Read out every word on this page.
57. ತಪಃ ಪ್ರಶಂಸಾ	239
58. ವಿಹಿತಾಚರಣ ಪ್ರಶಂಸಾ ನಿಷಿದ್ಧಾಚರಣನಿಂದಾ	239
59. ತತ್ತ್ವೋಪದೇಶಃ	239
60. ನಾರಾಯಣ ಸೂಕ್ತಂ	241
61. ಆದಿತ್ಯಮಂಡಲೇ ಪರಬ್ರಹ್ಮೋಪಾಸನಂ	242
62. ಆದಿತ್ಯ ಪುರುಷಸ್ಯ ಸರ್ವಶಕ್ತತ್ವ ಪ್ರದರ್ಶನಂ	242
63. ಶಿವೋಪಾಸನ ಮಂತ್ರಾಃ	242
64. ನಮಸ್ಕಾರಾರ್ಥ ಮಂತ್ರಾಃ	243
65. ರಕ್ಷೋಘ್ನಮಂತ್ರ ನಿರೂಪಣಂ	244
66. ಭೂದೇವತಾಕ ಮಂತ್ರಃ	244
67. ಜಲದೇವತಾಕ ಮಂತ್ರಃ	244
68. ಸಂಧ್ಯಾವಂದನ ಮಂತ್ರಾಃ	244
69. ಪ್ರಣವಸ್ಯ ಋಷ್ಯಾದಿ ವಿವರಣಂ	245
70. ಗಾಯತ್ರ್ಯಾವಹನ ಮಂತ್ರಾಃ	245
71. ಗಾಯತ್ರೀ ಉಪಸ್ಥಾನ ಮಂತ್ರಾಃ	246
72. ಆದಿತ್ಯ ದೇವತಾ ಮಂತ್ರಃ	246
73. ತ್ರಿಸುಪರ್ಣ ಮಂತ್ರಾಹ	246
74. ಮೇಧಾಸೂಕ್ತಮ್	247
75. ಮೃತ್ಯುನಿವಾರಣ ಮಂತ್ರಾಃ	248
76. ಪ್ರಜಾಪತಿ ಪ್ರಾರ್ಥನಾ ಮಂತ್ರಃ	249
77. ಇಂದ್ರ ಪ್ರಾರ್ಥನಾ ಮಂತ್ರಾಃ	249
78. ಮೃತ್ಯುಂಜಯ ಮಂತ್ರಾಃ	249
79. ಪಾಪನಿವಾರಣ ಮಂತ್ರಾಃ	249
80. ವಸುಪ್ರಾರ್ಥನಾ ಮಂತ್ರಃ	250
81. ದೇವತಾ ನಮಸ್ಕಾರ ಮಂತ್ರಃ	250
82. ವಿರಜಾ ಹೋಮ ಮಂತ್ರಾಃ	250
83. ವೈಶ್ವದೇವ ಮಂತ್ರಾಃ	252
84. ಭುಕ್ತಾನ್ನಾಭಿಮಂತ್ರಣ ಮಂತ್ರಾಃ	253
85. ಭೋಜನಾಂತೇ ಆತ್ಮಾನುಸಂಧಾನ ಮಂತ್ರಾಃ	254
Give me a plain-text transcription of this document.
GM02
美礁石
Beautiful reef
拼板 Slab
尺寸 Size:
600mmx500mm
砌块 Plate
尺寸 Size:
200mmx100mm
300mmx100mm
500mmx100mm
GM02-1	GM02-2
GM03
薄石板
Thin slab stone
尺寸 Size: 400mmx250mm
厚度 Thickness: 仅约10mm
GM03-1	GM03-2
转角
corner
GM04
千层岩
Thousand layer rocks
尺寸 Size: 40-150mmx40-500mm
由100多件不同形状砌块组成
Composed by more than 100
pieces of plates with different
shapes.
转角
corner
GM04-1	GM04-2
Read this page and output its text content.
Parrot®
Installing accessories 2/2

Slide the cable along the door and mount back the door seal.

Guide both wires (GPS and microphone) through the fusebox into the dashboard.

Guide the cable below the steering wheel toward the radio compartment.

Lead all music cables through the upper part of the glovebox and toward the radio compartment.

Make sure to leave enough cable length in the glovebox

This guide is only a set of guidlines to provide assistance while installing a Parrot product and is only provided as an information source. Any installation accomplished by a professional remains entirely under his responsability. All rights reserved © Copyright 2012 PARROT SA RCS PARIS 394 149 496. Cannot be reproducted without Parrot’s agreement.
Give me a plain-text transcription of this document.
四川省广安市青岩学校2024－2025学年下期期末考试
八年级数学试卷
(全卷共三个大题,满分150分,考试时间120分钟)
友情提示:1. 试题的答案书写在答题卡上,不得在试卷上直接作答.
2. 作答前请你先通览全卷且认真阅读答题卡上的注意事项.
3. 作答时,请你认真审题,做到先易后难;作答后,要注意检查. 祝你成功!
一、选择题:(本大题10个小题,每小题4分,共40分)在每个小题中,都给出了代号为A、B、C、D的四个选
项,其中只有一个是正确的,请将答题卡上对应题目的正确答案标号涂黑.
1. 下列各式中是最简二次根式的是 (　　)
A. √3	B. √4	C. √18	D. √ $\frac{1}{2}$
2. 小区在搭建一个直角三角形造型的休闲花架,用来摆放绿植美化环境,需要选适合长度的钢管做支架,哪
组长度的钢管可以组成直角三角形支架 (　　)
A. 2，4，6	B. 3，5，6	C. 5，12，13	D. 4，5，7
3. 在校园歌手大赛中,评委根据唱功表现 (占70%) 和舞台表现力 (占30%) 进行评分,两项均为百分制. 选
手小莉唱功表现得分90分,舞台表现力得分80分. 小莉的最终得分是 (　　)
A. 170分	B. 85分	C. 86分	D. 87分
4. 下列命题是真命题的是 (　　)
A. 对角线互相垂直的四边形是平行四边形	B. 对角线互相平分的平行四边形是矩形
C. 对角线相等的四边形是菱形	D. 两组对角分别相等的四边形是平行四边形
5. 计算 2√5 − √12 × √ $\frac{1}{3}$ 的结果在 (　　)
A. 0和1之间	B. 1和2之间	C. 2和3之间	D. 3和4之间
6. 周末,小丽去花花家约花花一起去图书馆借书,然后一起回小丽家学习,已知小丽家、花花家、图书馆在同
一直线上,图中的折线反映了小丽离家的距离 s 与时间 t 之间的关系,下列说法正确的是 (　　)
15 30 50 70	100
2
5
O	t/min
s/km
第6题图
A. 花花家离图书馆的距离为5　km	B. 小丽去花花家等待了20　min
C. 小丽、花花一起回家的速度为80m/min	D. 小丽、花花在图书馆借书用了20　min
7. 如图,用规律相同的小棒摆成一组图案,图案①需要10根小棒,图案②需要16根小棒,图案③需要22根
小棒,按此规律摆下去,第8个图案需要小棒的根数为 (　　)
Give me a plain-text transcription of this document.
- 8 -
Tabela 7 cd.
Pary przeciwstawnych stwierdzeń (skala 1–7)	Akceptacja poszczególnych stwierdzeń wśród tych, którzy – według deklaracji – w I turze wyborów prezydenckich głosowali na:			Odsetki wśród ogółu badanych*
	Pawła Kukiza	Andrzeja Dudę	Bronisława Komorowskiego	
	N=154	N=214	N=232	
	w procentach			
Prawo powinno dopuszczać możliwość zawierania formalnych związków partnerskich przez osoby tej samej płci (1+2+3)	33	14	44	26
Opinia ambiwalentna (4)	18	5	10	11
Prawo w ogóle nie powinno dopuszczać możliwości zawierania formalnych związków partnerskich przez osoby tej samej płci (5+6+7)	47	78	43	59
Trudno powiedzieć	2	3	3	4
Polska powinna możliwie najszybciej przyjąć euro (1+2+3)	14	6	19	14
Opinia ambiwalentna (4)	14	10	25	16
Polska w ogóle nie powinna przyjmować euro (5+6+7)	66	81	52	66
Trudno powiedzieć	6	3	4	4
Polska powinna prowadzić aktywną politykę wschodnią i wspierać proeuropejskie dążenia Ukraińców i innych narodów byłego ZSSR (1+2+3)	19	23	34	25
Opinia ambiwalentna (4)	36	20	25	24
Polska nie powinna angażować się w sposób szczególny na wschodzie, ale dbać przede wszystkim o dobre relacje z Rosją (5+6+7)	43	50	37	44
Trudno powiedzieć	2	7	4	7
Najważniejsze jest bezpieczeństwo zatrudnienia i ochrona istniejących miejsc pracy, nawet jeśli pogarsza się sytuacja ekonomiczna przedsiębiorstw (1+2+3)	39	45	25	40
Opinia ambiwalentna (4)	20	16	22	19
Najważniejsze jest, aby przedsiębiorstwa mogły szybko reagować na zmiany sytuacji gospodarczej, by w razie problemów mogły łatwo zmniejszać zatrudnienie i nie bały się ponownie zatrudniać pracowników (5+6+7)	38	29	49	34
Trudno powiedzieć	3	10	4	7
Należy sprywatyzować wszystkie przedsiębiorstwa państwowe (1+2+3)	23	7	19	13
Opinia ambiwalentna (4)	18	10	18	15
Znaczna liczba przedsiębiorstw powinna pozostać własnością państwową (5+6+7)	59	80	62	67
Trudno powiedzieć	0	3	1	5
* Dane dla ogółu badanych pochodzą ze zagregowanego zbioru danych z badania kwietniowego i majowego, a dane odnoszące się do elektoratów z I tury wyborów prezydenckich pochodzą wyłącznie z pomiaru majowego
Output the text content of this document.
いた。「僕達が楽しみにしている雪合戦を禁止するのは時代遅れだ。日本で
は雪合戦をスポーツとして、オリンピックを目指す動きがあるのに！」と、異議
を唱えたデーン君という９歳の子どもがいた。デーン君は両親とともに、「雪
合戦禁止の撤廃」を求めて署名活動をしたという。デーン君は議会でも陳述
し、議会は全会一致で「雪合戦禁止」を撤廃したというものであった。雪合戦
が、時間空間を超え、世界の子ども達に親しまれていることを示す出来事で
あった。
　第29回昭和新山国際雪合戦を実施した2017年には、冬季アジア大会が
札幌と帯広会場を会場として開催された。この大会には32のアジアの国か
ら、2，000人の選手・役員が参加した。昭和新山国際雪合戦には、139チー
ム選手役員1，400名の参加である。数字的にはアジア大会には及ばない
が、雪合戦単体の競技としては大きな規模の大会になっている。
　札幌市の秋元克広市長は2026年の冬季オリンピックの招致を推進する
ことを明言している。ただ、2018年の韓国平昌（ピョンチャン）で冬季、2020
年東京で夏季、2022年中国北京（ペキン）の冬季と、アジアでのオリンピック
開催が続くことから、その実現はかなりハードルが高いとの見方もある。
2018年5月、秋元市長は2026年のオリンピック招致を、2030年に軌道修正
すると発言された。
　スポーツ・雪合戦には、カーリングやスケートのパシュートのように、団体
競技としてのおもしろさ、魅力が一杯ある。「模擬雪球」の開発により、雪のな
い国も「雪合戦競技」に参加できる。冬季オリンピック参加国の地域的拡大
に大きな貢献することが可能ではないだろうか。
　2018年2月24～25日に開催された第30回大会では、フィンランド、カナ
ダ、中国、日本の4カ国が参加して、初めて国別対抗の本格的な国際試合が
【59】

+ + + + + + +

*What is asked*. Could you quote, exactly as they appear, the line containing "Output the text content of this document." and every line after it to the end of the records above?

*Written answer*.
Output the text content of this document.
いた。「僕達が楽しみにしている雪合戦を禁止するのは時代遅れだ。日本で
は雪合戦をスポーツとして、オリンピックを目指す動きがあるのに！」と、異議
を唱えたデーン君という９歳の子どもがいた。デーン君は両親とともに、「雪
合戦禁止の撤廃」を求めて署名活動をしたという。デーン君は議会でも陳述
し、議会は全会一致で「雪合戦禁止」を撤廃したというものであった。雪合戦
が、時間空間を超え、世界の子ども達に親しまれていることを示す出来事で
あった。
　第29回昭和新山国際雪合戦を実施した2017年には、冬季アジア大会が
札幌と帯広会場を会場として開催された。この大会には32のアジアの国か
ら、2，000人の選手・役員が参加した。昭和新山国際雪合戦には、139チー
ム選手役員1，400名の参加である。数字的にはアジア大会には及ばない
が、雪合戦単体の競技としては大きな規模の大会になっている。
　札幌市の秋元克広市長は2026年の冬季オリンピックの招致を推進する
ことを明言している。ただ、2018年の韓国平昌（ピョンチャン）で冬季、2020
年東京で夏季、2022年中国北京（ペキン）の冬季と、アジアでのオリンピック
開催が続くことから、その実現はかなりハードルが高いとの見方もある。
2018年5月、秋元市長は2026年のオリンピック招致を、2030年に軌道修正
すると発言された。
　スポーツ・雪合戦には、カーリングやスケートのパシュートのように、団体
競技としてのおもしろさ、魅力が一杯ある。「模擬雪球」の開発により、雪のな
い国も「雪合戦競技」に参加できる。冬季オリンピック参加国の地域的拡大
に大きな貢献することが可能ではないだろうか。
　2018年2月24～25日に開催された第30回大会では、フィンランド、カナ
ダ、中国、日本の4カ国が参加して、初めて国別対抗の本格的な国際試合が
【59】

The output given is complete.